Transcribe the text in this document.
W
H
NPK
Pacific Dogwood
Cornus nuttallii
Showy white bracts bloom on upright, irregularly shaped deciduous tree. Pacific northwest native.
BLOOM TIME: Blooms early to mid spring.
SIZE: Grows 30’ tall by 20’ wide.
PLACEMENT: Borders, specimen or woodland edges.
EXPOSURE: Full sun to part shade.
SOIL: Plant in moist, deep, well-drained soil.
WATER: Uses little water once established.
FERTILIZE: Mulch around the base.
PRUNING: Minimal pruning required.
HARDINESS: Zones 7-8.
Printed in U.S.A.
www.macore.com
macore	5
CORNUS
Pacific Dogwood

● Problem details: Reproduce the full set of records precisely.

● The output:
Transcribe the text in this document.
W
H
NPK
Pacific Dogwood
Cornus nuttallii
Showy white bracts bloom on upright, irregularly shaped deciduous tree. Pacific northwest native.
BLOOM TIME: Blooms early to mid spring.
SIZE: Grows 30’ tall by 20’ wide.
PLACEMENT: Borders, specimen or woodland edges.
EXPOSURE: Full sun to part shade.
SOIL: Plant in moist, deep, well-drained soil.
WATER: Uses little water once established.
FERTILIZE: Mulch around the base.
PRUNING: Minimal pruning required.
HARDINESS: Zones 7-8.
Printed in U.S.A.
www.macore.com
macore	5
CORNUS
Pacific Dogwood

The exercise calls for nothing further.